[Materials provided start]
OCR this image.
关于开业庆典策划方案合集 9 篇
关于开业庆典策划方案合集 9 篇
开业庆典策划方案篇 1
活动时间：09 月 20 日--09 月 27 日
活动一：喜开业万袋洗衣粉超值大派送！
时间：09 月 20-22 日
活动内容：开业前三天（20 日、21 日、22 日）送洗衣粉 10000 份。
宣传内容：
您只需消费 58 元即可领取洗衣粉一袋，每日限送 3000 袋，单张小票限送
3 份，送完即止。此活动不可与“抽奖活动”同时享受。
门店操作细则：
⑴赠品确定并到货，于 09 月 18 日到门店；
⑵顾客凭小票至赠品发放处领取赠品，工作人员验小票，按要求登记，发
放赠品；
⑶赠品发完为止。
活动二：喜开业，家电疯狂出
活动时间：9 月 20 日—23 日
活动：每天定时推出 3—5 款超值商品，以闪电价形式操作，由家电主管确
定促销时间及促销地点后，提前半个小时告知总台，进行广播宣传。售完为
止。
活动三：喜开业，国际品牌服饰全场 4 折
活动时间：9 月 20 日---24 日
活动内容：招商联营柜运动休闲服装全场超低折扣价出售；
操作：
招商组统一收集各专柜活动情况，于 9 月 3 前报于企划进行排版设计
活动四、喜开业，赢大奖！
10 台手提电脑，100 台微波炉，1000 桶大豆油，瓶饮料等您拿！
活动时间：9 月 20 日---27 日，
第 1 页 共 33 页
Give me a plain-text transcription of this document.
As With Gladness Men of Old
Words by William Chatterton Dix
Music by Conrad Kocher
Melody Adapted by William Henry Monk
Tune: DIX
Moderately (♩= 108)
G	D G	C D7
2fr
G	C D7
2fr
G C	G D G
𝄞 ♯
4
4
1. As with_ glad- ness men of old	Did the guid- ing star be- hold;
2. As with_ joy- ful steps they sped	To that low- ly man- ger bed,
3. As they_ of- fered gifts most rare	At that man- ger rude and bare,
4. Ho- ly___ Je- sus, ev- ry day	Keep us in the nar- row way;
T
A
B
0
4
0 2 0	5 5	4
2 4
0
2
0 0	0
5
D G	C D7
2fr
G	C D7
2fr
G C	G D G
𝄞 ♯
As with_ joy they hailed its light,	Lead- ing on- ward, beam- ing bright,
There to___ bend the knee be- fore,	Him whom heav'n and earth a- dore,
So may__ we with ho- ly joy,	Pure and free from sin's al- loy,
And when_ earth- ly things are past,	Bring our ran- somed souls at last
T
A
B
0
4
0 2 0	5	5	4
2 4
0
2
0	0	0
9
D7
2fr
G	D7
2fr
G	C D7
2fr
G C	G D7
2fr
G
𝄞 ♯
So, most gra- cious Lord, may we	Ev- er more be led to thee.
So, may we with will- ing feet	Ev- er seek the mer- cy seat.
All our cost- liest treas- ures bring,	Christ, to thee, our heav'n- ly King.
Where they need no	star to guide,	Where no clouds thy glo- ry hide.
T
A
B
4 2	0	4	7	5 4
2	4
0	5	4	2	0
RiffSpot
[Materials provided end]
**What is asked**: Repeat the data precisely, reproducing every entry.

**Answer to the exercise**:
OCR this image.
关于开业庆典策划方案合集 9 篇
关于开业庆典策划方案合集 9 篇
开业庆典策划方案篇 1
活动时间：09 月 20 日--09 月 27 日
活动一：喜开业万袋洗衣粉超值大派送！
时间：09 月 20-22 日
活动内容：开业前三天（20 日、21 日、22 日）送洗衣粉 10000 份。
宣传内容：
您只需消费 58 元即可领取洗衣粉一袋，每日限送 3000 袋，单张小票限送
3 份，送完即止。此活动不可与“抽奖活动”同时享受。
门店操作细则：
⑴赠品确定并到货，于 09 月 18 日到门店；
⑵顾客凭小票至赠品发放处领取赠品，工作人员验小票，按要求登记，发
放赠品；
⑶赠品发完为止。
活动二：喜开业，家电疯狂出
活动时间：9 月 20 日—23 日
活动：每天定时推出 3—5 款超值商品，以闪电价形式操作，由家电主管确
定促销时间及促销地点后，提前半个小时告知总台，进行广播宣传。售完为
止。
活动三：喜开业，国际品牌服饰全场 4 折
活动时间：9 月 20 日---24 日
活动内容：招商联营柜运动休闲服装全场超低折扣价出售；
操作：
招商组统一收集各专柜活动情况，于 9 月 3 前报于企划进行排版设计
活动四、喜开业，赢大奖！
10 台手提电脑，100 台微波炉，1000 桶大豆油，瓶饮料等您拿！
活动时间：9 月 20 日---27 日，
第 1 页 共 33 页
Give me a plain-text transcription of this document.
As With Gladness Men of Old
Words by William Chatterton Dix
Music by Conrad Kocher
Melody Adapted by William Henry Monk
Tune: DIX
Moderately (♩= 108)
G	D G	C D7
2fr
G	C D7
2fr
G C	G D G
𝄞 ♯
4
4
1. As with_ glad- ness men of old	Did the guid- ing star be- hold;
2. As with_ joy- ful steps they sped	To that low- ly man- ger bed,
3. As they_ of- fered gifts most rare	At that man- ger rude and bare,
4. Ho- ly___ Je- sus, ev- ry day	Keep us in the nar- row way;
T
A
B
0
4
0 2 0	5 5	4
2 4
0
2
0 0	0
5
D G	C D7
2fr
G	C D7
2fr
G C	G D G
𝄞 ♯
As with_ joy they hailed its light,	Lead- ing on- ward, beam- ing bright,
There to___ bend the knee be- fore,	Him whom heav'n and earth a- dore,
So may__ we with ho- ly joy,	Pure and free from sin's al- loy,
And when_ earth- ly things are past,	Bring our ran- somed souls at last
T
A
B
0
4
0 2 0	5	5	4
2 4
0
2
0	0	0
9
D7
2fr
G	D7
2fr
G	C D7
2fr
G C	G D7
2fr
G
𝄞 ♯
So, most gra- cious Lord, may we	Ev- er more be led to thee.
So, may we with will- ing feet	Ev- er seek the mer- cy seat.
All our cost- liest treas- ures bring,	Christ, to thee, our heav'n- ly King.
Where they need no	star to guide,	Where no clouds thy glo- ry hide.
T
A
B
4 2	0	4	7	5 4
2	4
0	5	4	2	0
RiffSpot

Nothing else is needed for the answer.